*Information shown*.
* begin *
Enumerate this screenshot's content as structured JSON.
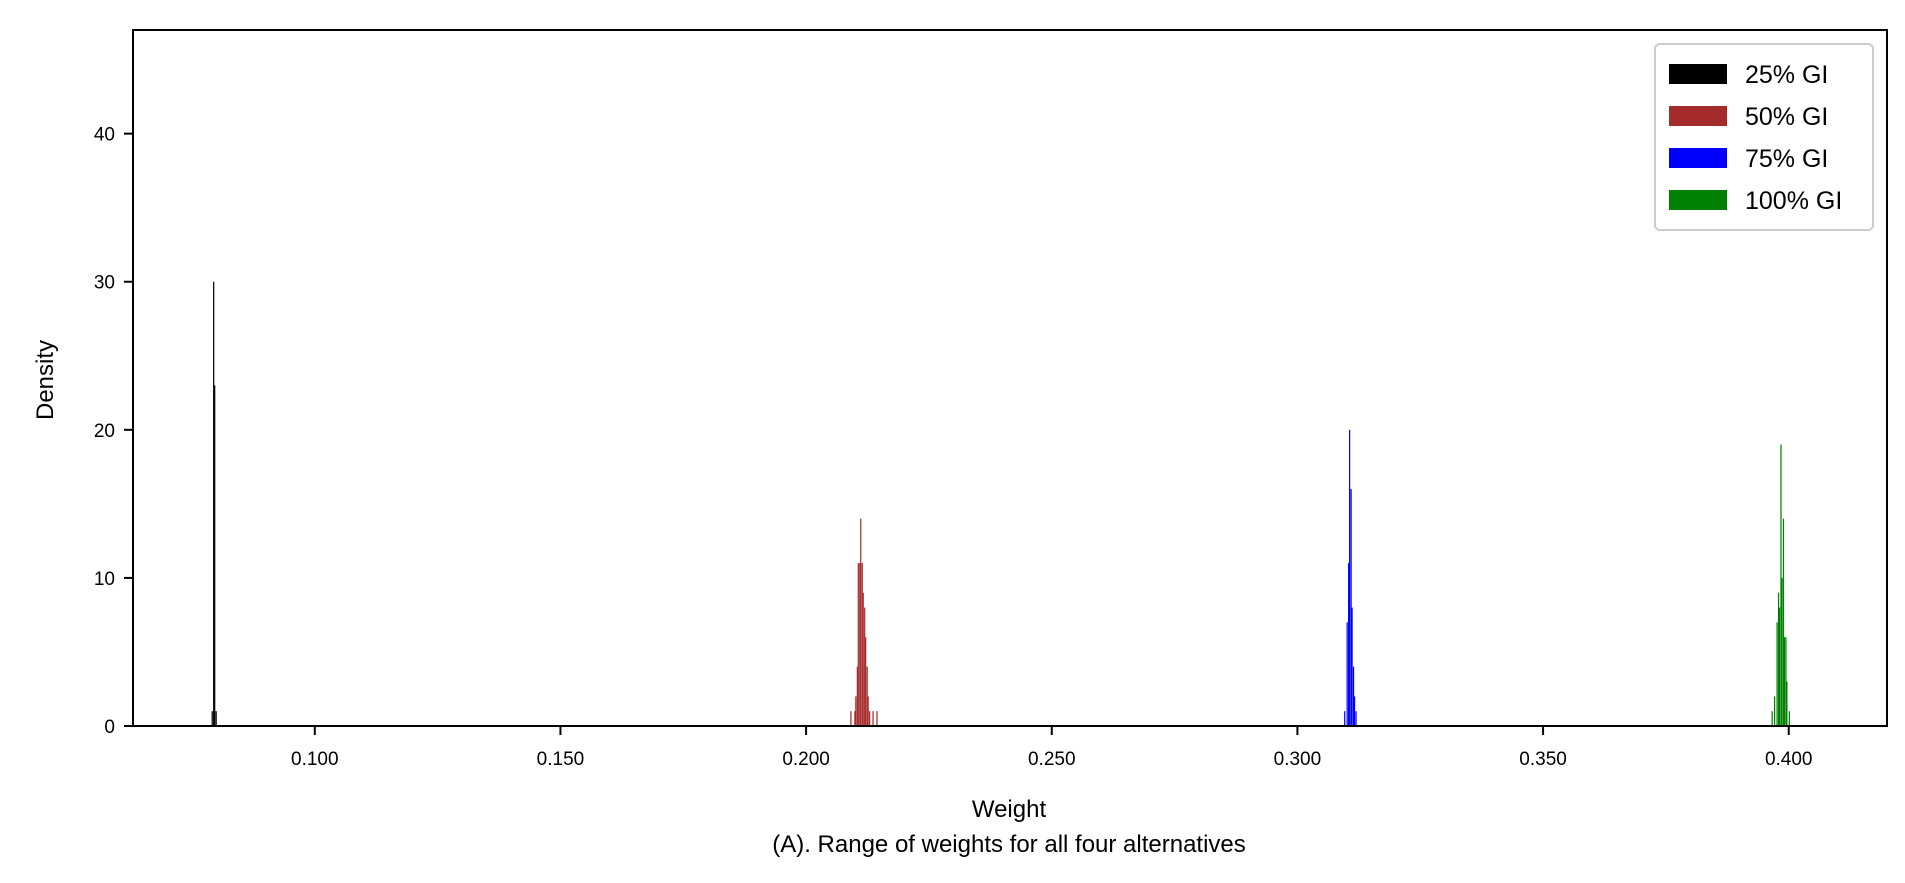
{
  "chart_data": {
    "type": "histogram",
    "title": "",
    "xlabel": "Weight",
    "ylabel": "Density",
    "caption": "(A). Range of weights for all four alternatives",
    "xlim": [
      0.063,
      0.42
    ],
    "ylim": [
      0,
      47
    ],
    "x_ticks": [
      0.1,
      0.15,
      0.2,
      0.25,
      0.3,
      0.35,
      0.4
    ],
    "x_tick_labels": [
      "0.100",
      "0.150",
      "0.200",
      "0.250",
      "0.300",
      "0.350",
      "0.400"
    ],
    "y_ticks": [
      0,
      10,
      20,
      30,
      40
    ],
    "y_tick_labels": [
      "0",
      "10",
      "20",
      "30",
      "40"
    ],
    "grid": false,
    "legend_position": "top-right",
    "series": [
      {
        "name": "25% GI",
        "color": "#000000",
        "bin_width": 0.00025,
        "bins": [
          [
            0.079,
            1
          ],
          [
            0.0793,
            30
          ],
          [
            0.0795,
            23
          ],
          [
            0.0798,
            1
          ]
        ]
      },
      {
        "name": "50% GI",
        "color": "#a52a2a",
        "bin_width": 0.00025,
        "bins": [
          [
            0.209,
            1
          ],
          [
            0.2098,
            1
          ],
          [
            0.21,
            2
          ],
          [
            0.2103,
            4
          ],
          [
            0.2105,
            11
          ],
          [
            0.2108,
            11
          ],
          [
            0.211,
            14
          ],
          [
            0.2113,
            11
          ],
          [
            0.2115,
            9
          ],
          [
            0.2118,
            8
          ],
          [
            0.212,
            6
          ],
          [
            0.2123,
            4
          ],
          [
            0.2125,
            2
          ],
          [
            0.2128,
            1
          ],
          [
            0.2135,
            1
          ],
          [
            0.2143,
            1
          ]
        ]
      },
      {
        "name": "75% GI",
        "color": "#0000ff",
        "bin_width": 0.00025,
        "bins": [
          [
            0.3095,
            1
          ],
          [
            0.31,
            7
          ],
          [
            0.3103,
            11
          ],
          [
            0.3105,
            20
          ],
          [
            0.3108,
            16
          ],
          [
            0.311,
            8
          ],
          [
            0.3113,
            4
          ],
          [
            0.3115,
            2
          ],
          [
            0.3118,
            1
          ]
        ]
      },
      {
        "name": "100% GI",
        "color": "#008000",
        "bin_width": 0.00025,
        "bins": [
          [
            0.3965,
            1
          ],
          [
            0.397,
            2
          ],
          [
            0.3975,
            7
          ],
          [
            0.3978,
            9
          ],
          [
            0.398,
            8
          ],
          [
            0.3983,
            19
          ],
          [
            0.3985,
            10
          ],
          [
            0.3988,
            14
          ],
          [
            0.399,
            6
          ],
          [
            0.3993,
            6
          ],
          [
            0.3995,
            3
          ],
          [
            0.4,
            1
          ]
        ]
      }
    ]
  }
}
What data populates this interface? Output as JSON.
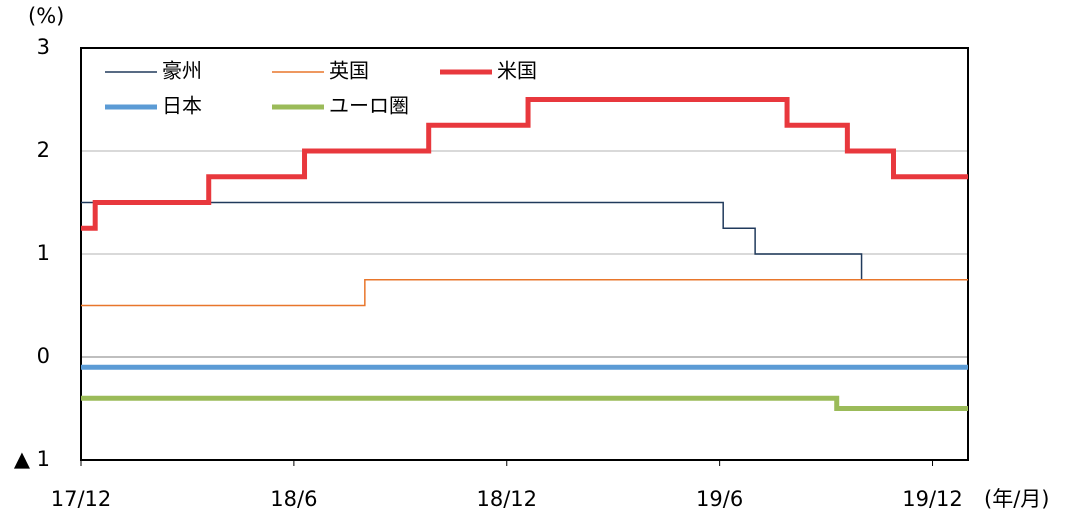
* end *
*Challenge*.
Pull out each line of the listing that holds the string "this".

*Result of the task*.
Enumerate this screenshot's content as structured JSON.
What data populates this interface? Output as JSON.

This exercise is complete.